> [Collection entries]:
+++

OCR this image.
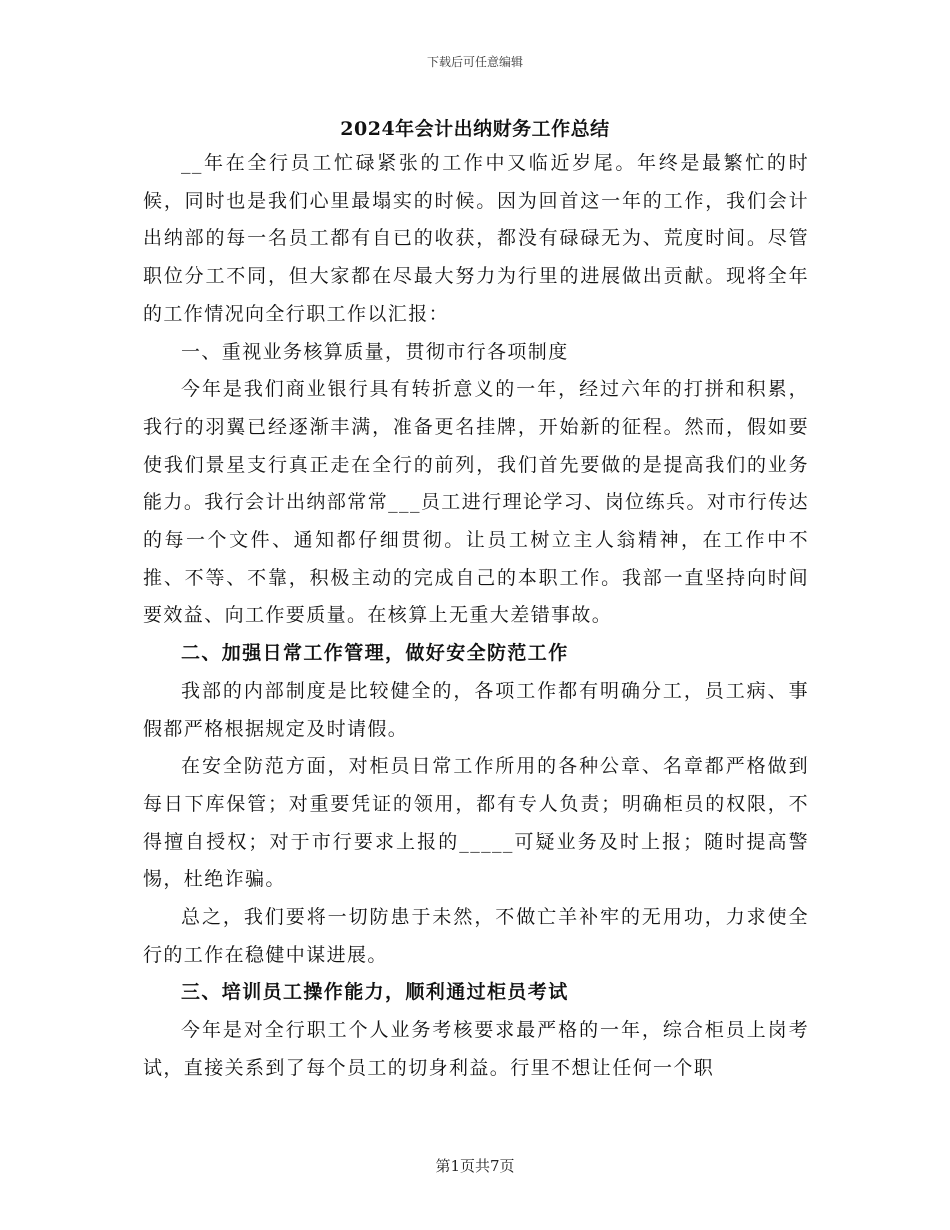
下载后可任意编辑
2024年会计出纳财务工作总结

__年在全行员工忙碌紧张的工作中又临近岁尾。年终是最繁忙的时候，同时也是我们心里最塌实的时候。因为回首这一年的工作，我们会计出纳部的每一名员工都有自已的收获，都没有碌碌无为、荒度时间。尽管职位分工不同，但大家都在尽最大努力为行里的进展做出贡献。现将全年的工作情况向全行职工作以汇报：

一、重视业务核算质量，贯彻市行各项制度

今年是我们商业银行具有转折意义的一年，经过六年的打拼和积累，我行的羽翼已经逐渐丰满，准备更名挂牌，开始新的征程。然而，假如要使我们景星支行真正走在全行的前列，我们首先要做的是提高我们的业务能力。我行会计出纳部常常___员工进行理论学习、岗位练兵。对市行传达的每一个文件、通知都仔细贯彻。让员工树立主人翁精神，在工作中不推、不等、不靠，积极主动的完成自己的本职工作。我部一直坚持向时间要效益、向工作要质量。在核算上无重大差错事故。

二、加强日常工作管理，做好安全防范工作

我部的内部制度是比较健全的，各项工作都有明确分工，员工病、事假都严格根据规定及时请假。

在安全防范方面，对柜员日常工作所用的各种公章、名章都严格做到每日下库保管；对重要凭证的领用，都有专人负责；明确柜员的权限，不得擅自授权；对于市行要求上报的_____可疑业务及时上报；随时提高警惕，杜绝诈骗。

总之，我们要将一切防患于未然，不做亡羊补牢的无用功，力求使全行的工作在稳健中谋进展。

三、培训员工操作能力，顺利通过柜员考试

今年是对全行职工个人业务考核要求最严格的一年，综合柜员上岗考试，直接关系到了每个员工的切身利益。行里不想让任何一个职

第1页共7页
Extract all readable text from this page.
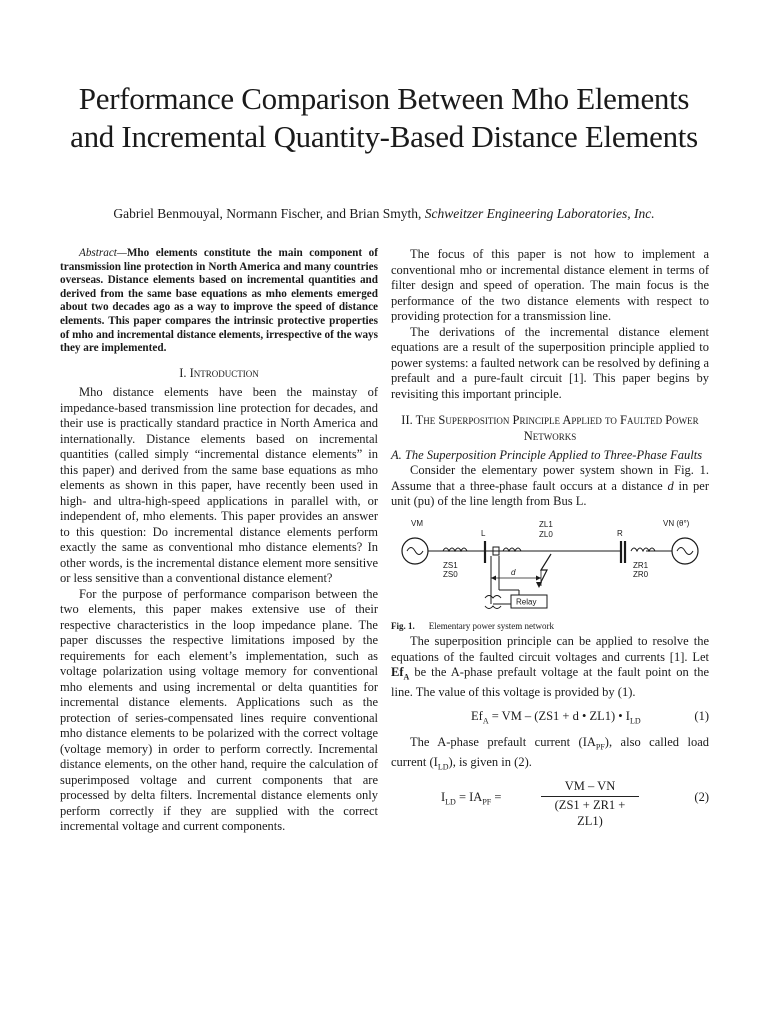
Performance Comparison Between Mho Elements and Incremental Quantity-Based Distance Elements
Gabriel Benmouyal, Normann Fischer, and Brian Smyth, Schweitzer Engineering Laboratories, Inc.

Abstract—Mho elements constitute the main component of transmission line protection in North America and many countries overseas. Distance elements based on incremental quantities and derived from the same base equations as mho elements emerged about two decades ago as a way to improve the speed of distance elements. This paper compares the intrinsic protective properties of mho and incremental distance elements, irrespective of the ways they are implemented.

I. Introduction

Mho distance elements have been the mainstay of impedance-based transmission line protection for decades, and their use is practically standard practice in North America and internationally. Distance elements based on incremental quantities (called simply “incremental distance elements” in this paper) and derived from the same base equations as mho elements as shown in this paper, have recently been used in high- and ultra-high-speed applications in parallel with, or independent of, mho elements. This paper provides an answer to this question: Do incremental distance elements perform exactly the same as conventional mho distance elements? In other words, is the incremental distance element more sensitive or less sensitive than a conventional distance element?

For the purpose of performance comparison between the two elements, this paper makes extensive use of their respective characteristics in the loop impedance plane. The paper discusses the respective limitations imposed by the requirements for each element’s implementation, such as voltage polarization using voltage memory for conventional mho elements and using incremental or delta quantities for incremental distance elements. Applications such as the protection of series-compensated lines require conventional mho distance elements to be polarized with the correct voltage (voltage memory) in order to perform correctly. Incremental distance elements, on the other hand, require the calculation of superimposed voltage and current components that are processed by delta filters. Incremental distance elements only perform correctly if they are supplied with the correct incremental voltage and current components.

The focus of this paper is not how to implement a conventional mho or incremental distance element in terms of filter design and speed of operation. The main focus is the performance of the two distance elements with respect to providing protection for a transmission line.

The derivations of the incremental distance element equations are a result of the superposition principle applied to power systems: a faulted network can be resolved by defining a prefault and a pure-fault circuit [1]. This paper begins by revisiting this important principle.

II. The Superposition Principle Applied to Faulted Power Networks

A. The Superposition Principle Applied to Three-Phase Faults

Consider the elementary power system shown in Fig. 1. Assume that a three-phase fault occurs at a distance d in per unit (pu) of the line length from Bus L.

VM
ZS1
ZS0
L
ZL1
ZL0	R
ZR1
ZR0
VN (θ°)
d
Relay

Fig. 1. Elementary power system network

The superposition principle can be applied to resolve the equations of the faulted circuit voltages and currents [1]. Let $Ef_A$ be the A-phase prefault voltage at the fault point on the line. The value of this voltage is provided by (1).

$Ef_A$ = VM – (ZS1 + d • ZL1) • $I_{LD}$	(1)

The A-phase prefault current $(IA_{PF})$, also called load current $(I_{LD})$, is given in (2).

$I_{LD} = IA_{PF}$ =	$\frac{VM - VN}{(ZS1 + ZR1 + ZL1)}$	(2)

+++

> [Written problem]: Quote the material in full and exactly; do not carry over its pictures.

> [Output]:
OCR this image.
下载后可任意编辑
2024年会计出纳财务工作总结

__年在全行员工忙碌紧张的工作中又临近岁尾。年终是最繁忙的时候，同时也是我们心里最塌实的时候。因为回首这一年的工作，我们会计出纳部的每一名员工都有自已的收获，都没有碌碌无为、荒度时间。尽管职位分工不同，但大家都在尽最大努力为行里的进展做出贡献。现将全年的工作情况向全行职工作以汇报：

一、重视业务核算质量，贯彻市行各项制度

今年是我们商业银行具有转折意义的一年，经过六年的打拼和积累，我行的羽翼已经逐渐丰满，准备更名挂牌，开始新的征程。然而，假如要使我们景星支行真正走在全行的前列，我们首先要做的是提高我们的业务能力。我行会计出纳部常常___员工进行理论学习、岗位练兵。对市行传达的每一个文件、通知都仔细贯彻。让员工树立主人翁精神，在工作中不推、不等、不靠，积极主动的完成自己的本职工作。我部一直坚持向时间要效益、向工作要质量。在核算上无重大差错事故。

二、加强日常工作管理，做好安全防范工作

我部的内部制度是比较健全的，各项工作都有明确分工，员工病、事假都严格根据规定及时请假。

在安全防范方面，对柜员日常工作所用的各种公章、名章都严格做到每日下库保管；对重要凭证的领用，都有专人负责；明确柜员的权限，不得擅自授权；对于市行要求上报的_____可疑业务及时上报；随时提高警惕，杜绝诈骗。

总之，我们要将一切防患于未然，不做亡羊补牢的无用功，力求使全行的工作在稳健中谋进展。

三、培训员工操作能力，顺利通过柜员考试

今年是对全行职工个人业务考核要求最严格的一年，综合柜员上岗考试，直接关系到了每个员工的切身利益。行里不想让任何一个职

第1页共7页
Extract all readable text from this page.
Performance Comparison Between Mho Elements and Incremental Quantity-Based Distance Elements
Gabriel Benmouyal, Normann Fischer, and Brian Smyth, Schweitzer Engineering Laboratories, Inc.

Abstract—Mho elements constitute the main component of transmission line protection in North America and many countries overseas. Distance elements based on incremental quantities and derived from the same base equations as mho elements emerged about two decades ago as a way to improve the speed of distance elements. This paper compares the intrinsic protective properties of mho and incremental distance elements, irrespective of the ways they are implemented.

I. Introduction

Mho distance elements have been the mainstay of impedance-based transmission line protection for decades, and their use is practically standard practice in North America and internationally. Distance elements based on incremental quantities (called simply “incremental distance elements” in this paper) and derived from the same base equations as mho elements as shown in this paper, have recently been used in high- and ultra-high-speed applications in parallel with, or independent of, mho elements. This paper provides an answer to this question: Do incremental distance elements perform exactly the same as conventional mho distance elements? In other words, is the incremental distance element more sensitive or less sensitive than a conventional distance element?

For the purpose of performance comparison between the two elements, this paper makes extensive use of their respective characteristics in the loop impedance plane. The paper discusses the respective limitations imposed by the requirements for each element’s implementation, such as voltage polarization using voltage memory for conventional mho elements and using incremental or delta quantities for incremental distance elements. Applications such as the protection of series-compensated lines require conventional mho distance elements to be polarized with the correct voltage (voltage memory) in order to perform correctly. Incremental distance elements, on the other hand, require the calculation of superimposed voltage and current components that are processed by delta filters. Incremental distance elements only perform correctly if they are supplied with the correct incremental voltage and current components.

The focus of this paper is not how to implement a conventional mho or incremental distance element in terms of filter design and speed of operation. The main focus is the performance of the two distance elements with respect to providing protection for a transmission line.

The derivations of the incremental distance element equations are a result of the superposition principle applied to power systems: a faulted network can be resolved by defining a prefault and a pure-fault circuit [1]. This paper begins by revisiting this important principle.

II. The Superposition Principle Applied to Faulted Power Networks

A. The Superposition Principle Applied to Three-Phase Faults

Consider the elementary power system shown in Fig. 1. Assume that a three-phase fault occurs at a distance d in per unit (pu) of the line length from Bus L.

VM
ZS1
ZS0
L
ZL1
ZL0	R
ZR1
ZR0
VN (θ°)
d
Relay

Fig. 1. Elementary power system network

The superposition principle can be applied to resolve the equations of the faulted circuit voltages and currents [1]. Let $Ef_A$ be the A-phase prefault voltage at the fault point on the line. The value of this voltage is provided by (1).

$Ef_A$ = VM – (ZS1 + d • ZL1) • $I_{LD}$	(1)

The A-phase prefault current $(IA_{PF})$, also called load current $(I_{LD})$, is given in (2).

$I_{LD} = IA_{PF}$ =	$\frac{VM - VN}{(ZS1 + ZR1 + ZL1)}$	(2)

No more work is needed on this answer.